### What you are asked to do
Find and copy every line in the records that includes the string "value".

### Material shown
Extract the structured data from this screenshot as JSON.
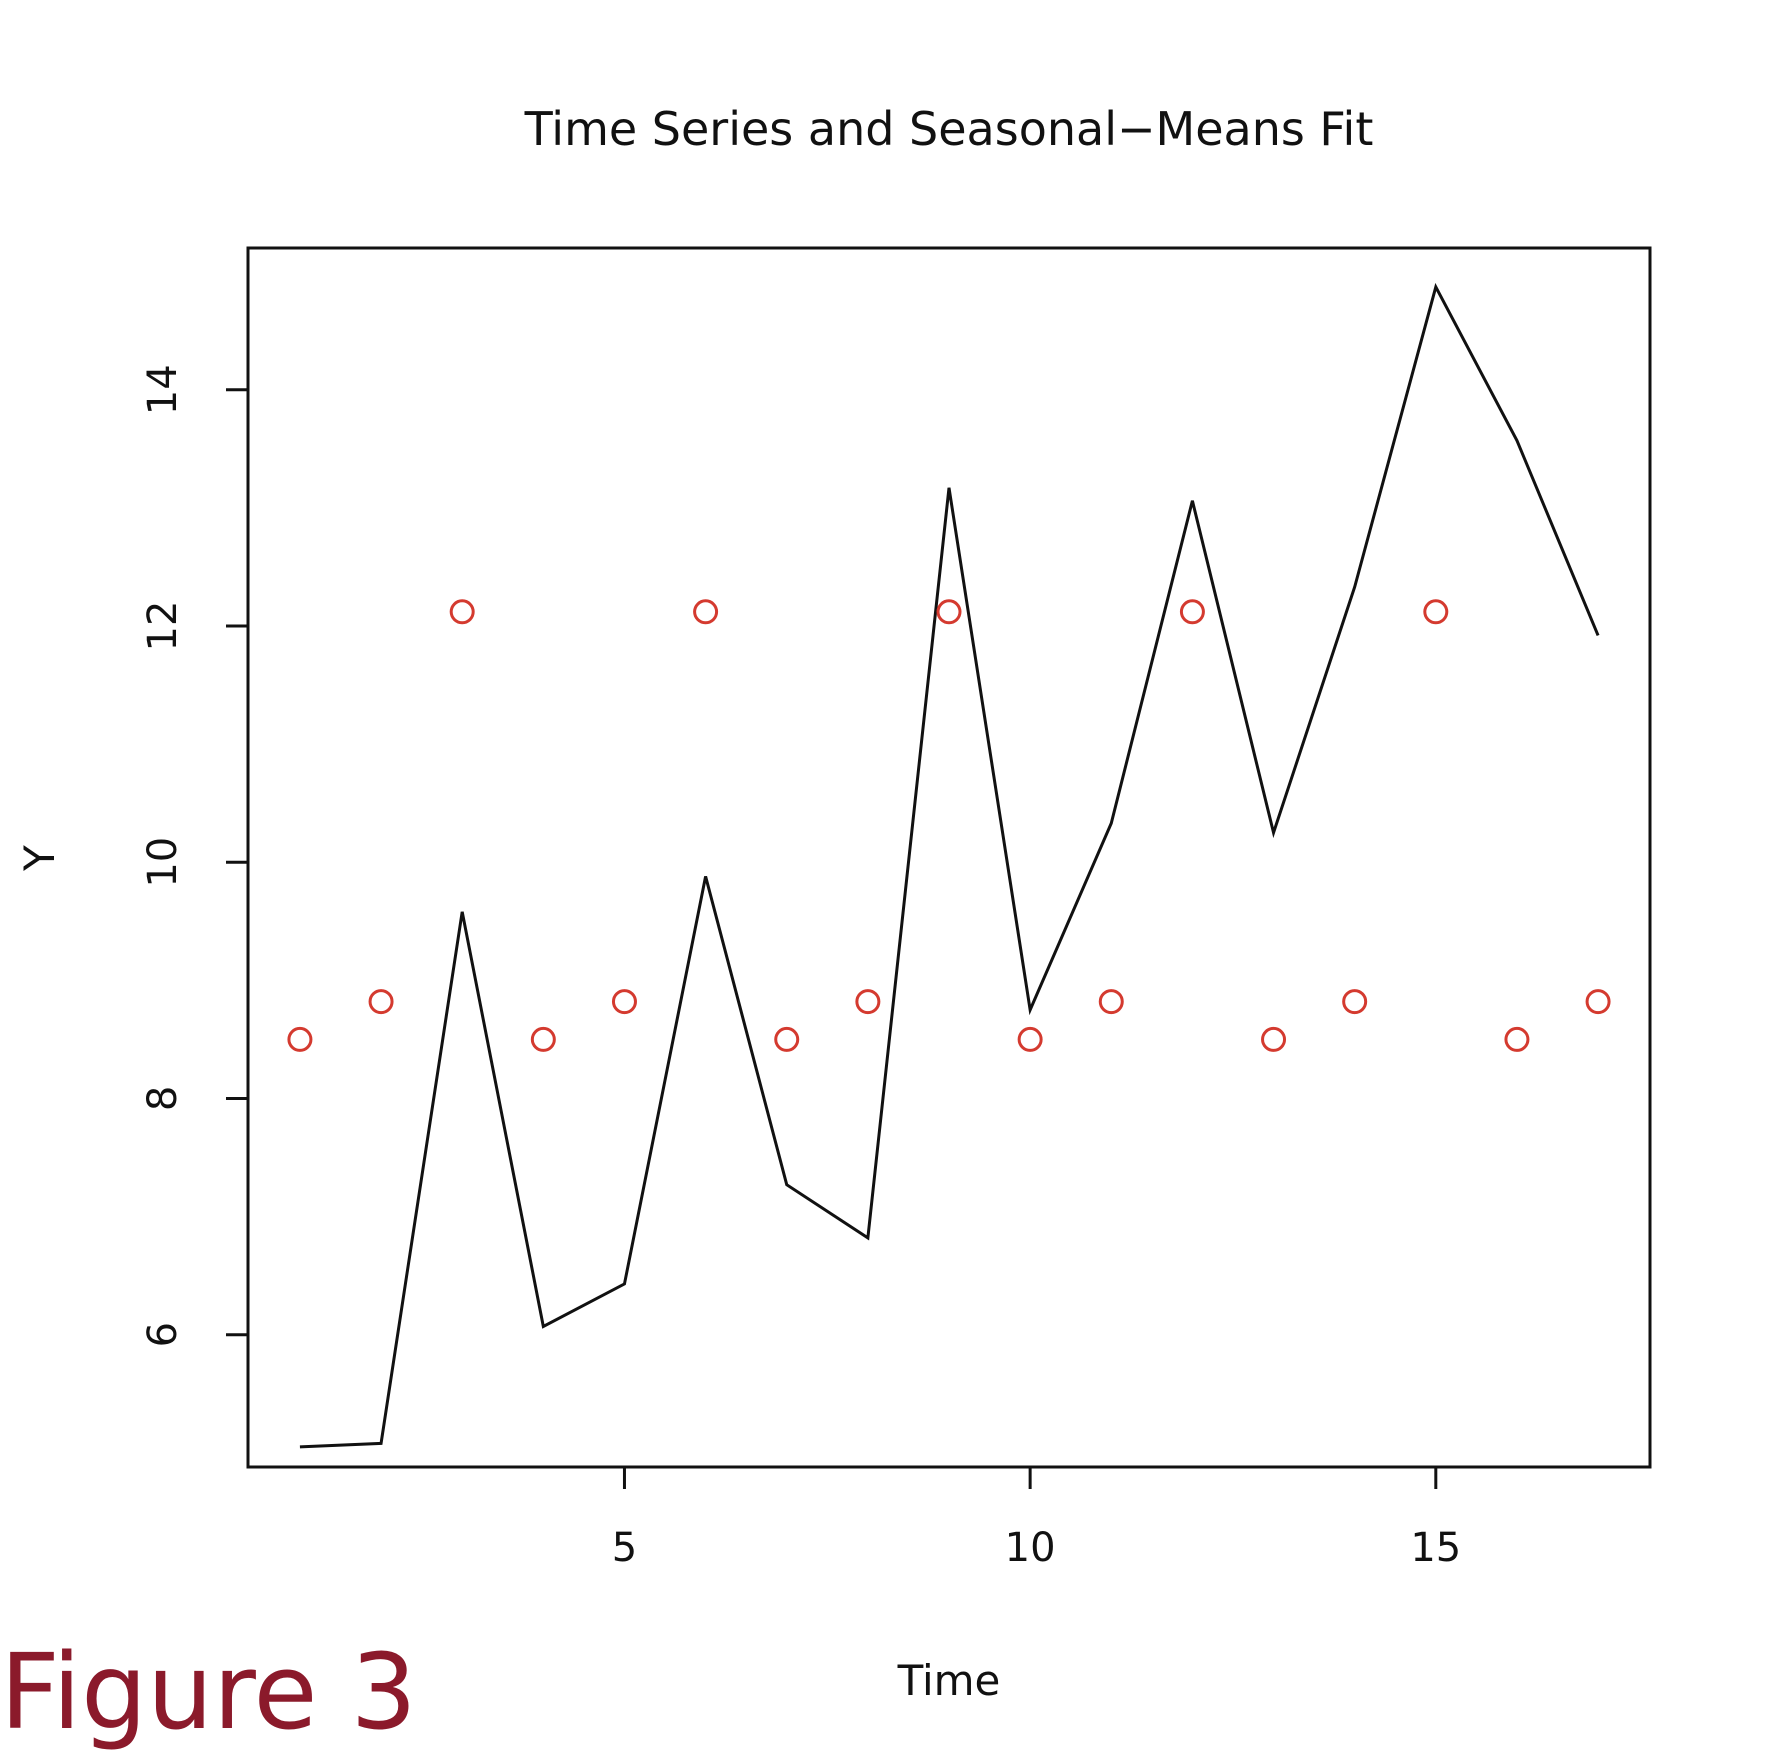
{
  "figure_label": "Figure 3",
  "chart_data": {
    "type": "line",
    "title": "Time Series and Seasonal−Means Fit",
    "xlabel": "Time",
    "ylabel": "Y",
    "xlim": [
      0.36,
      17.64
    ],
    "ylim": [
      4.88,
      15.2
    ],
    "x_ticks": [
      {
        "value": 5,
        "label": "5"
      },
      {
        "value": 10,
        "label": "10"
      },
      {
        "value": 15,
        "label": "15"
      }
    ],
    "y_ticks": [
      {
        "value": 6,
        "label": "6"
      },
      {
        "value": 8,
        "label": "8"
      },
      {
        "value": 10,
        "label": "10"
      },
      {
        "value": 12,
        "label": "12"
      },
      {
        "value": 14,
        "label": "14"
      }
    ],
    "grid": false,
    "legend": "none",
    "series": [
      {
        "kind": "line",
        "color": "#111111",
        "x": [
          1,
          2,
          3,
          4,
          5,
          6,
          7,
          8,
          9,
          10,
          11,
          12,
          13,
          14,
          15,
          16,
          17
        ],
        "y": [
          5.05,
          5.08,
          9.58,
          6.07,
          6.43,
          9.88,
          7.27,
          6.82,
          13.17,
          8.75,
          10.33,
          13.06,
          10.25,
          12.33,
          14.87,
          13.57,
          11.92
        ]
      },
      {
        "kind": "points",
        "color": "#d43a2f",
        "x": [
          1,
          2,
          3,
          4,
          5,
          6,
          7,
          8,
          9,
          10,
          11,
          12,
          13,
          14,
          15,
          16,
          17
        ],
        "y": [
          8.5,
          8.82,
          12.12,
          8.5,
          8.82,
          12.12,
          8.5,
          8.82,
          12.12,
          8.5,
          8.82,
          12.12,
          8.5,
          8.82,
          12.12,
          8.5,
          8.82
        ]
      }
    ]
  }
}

### Response below
        "value": 5,
        "value": 10,
        "value": 15,
        "value": 6,
        "value": 8,
        "value": 10,
        "value": 12,
        "value": 14,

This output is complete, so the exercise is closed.